-- start of The records --

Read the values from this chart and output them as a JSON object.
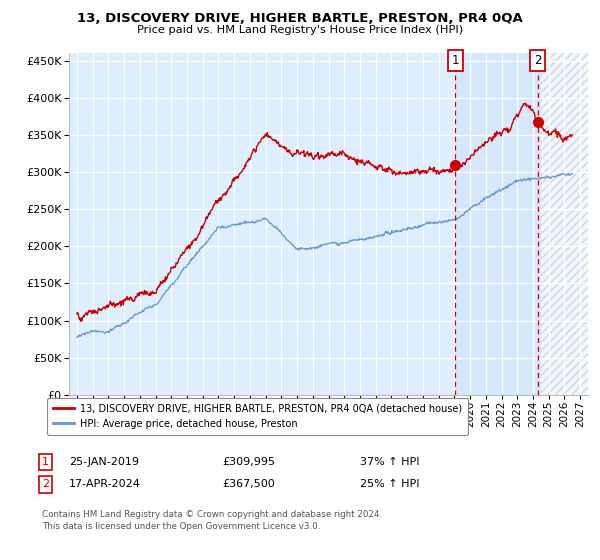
{
  "title": "13, DISCOVERY DRIVE, HIGHER BARTLE, PRESTON, PR4 0QA",
  "subtitle": "Price paid vs. HM Land Registry's House Price Index (HPI)",
  "red_color": "#cc0000",
  "blue_color": "#6699cc",
  "plot_bg_color": "#ddeeff",
  "grid_color": "#ffffff",
  "bg_color": "#ffffff",
  "sale1_x": 2019.07,
  "sale1_y": 309995,
  "sale2_x": 2024.29,
  "sale2_y": 367500,
  "legend_line1": "13, DISCOVERY DRIVE, HIGHER BARTLE, PRESTON, PR4 0QA (detached house)",
  "legend_line2": "HPI: Average price, detached house, Preston",
  "table_row1_num": "1",
  "table_row1_date": "25-JAN-2019",
  "table_row1_price": "£309,995",
  "table_row1_hpi": "37% ↑ HPI",
  "table_row2_num": "2",
  "table_row2_date": "17-APR-2024",
  "table_row2_price": "£367,500",
  "table_row2_hpi": "25% ↑ HPI",
  "footnote_line1": "Contains HM Land Registry data © Crown copyright and database right 2024.",
  "footnote_line2": "This data is licensed under the Open Government Licence v3.0.",
  "xmin": 1994.5,
  "xmax": 2027.5,
  "ymin": 0,
  "ymax": 460000,
  "yticks": [
    0,
    50000,
    100000,
    150000,
    200000,
    250000,
    300000,
    350000,
    400000,
    450000
  ],
  "xticks": [
    1995,
    1996,
    1997,
    1998,
    1999,
    2000,
    2001,
    2002,
    2003,
    2004,
    2005,
    2006,
    2007,
    2008,
    2009,
    2010,
    2011,
    2012,
    2013,
    2014,
    2015,
    2016,
    2017,
    2018,
    2019,
    2020,
    2021,
    2022,
    2023,
    2024,
    2025,
    2026,
    2027
  ],
  "hatch_start": 2024.5
}
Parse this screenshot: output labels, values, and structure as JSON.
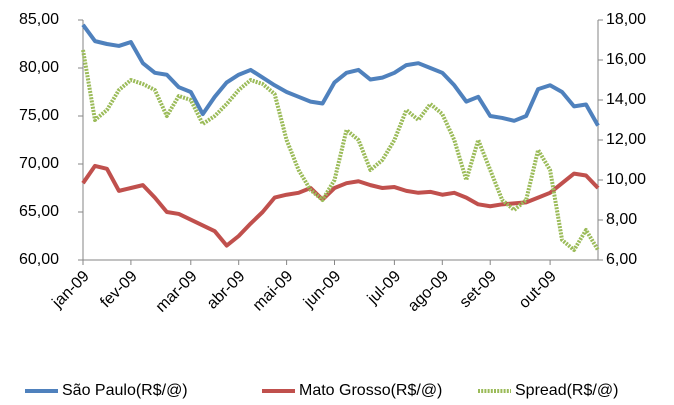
{
  "chart_data": {
    "type": "line",
    "categories": [
      "jan-09",
      null,
      null,
      null,
      "fev-09",
      null,
      null,
      null,
      null,
      "mar-09",
      null,
      null,
      null,
      "abr-09",
      null,
      null,
      null,
      "mai-09",
      null,
      null,
      null,
      "jun-09",
      null,
      null,
      null,
      null,
      "jul-09",
      null,
      null,
      null,
      "ago-09",
      null,
      null,
      null,
      "set-09",
      null,
      null,
      null,
      null,
      "out-09",
      null,
      null,
      null,
      null
    ],
    "series": [
      {
        "name": "São Paulo(R$/@)",
        "color": "#4f81bd",
        "values": [
          84.5,
          82.8,
          82.5,
          82.3,
          82.7,
          80.5,
          79.5,
          79.3,
          78.0,
          77.5,
          75.2,
          77.0,
          78.5,
          79.3,
          79.8,
          79.0,
          78.2,
          77.5,
          77.0,
          76.5,
          76.3,
          78.5,
          79.5,
          79.8,
          78.8,
          79.0,
          79.5,
          80.3,
          80.5,
          80.0,
          79.5,
          78.2,
          76.5,
          77.0,
          75.0,
          74.8,
          74.5,
          75.0,
          77.8,
          78.2,
          77.5,
          76.0,
          76.2,
          74.0
        ]
      },
      {
        "name": "Mato Grosso(R$/@)",
        "color": "#c0504d",
        "values": [
          68.0,
          69.8,
          69.5,
          67.2,
          67.5,
          67.8,
          66.5,
          65.0,
          64.8,
          64.2,
          63.6,
          63.0,
          61.5,
          62.5,
          63.8,
          65.0,
          66.5,
          66.8,
          67.0,
          67.5,
          66.3,
          67.5,
          68.0,
          68.2,
          67.8,
          67.5,
          67.6,
          67.2,
          67.0,
          67.1,
          66.8,
          67.0,
          66.5,
          65.8,
          65.6,
          65.8,
          65.9,
          66.0,
          66.5,
          67.0,
          68.0,
          69.0,
          68.8,
          67.5
        ]
      },
      {
        "name": "Spread(R$/@)",
        "color": "#9bbb59",
        "axis": "y2",
        "linestyle": "dotted",
        "values": [
          16.5,
          13.0,
          13.5,
          14.5,
          15.0,
          14.8,
          14.5,
          13.2,
          14.2,
          14.0,
          12.8,
          13.2,
          13.8,
          14.5,
          15.0,
          14.8,
          14.3,
          12.0,
          10.5,
          9.5,
          9.0,
          10.0,
          12.5,
          12.0,
          10.5,
          11.0,
          12.0,
          13.5,
          13.0,
          13.8,
          13.3,
          12.0,
          10.0,
          12.0,
          10.5,
          9.0,
          8.5,
          9.0,
          11.5,
          10.5,
          7.0,
          6.5,
          7.5,
          6.5
        ]
      }
    ],
    "ylim": [
      60,
      85
    ],
    "yticks": [
      {
        "value": 60,
        "label": "60,00"
      },
      {
        "value": 65,
        "label": "65,00"
      },
      {
        "value": 70,
        "label": "70,00"
      },
      {
        "value": 75,
        "label": "75,00"
      },
      {
        "value": 80,
        "label": "80,00"
      },
      {
        "value": 85,
        "label": "85,00"
      }
    ],
    "y2lim": [
      6,
      18
    ],
    "y2ticks": [
      {
        "value": 6,
        "label": "6,00"
      },
      {
        "value": 8,
        "label": "8,00"
      },
      {
        "value": 10,
        "label": "10,00"
      },
      {
        "value": 12,
        "label": "12,00"
      },
      {
        "value": 14,
        "label": "14,00"
      },
      {
        "value": 16,
        "label": "16,00"
      },
      {
        "value": 18,
        "label": "18,00"
      }
    ],
    "legend": "bottom"
  }
}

-- end of The records --

Short task >> Using the entries above, return each line in which the word "detached" occurs.

Solution to this task >>
  "legend_line1": "13, DISCOVERY DRIVE, HIGHER BARTLE, PRESTON, PR4 0QA (detached house)",
  "legend_line2": "HPI: Average price, detached house, Preston",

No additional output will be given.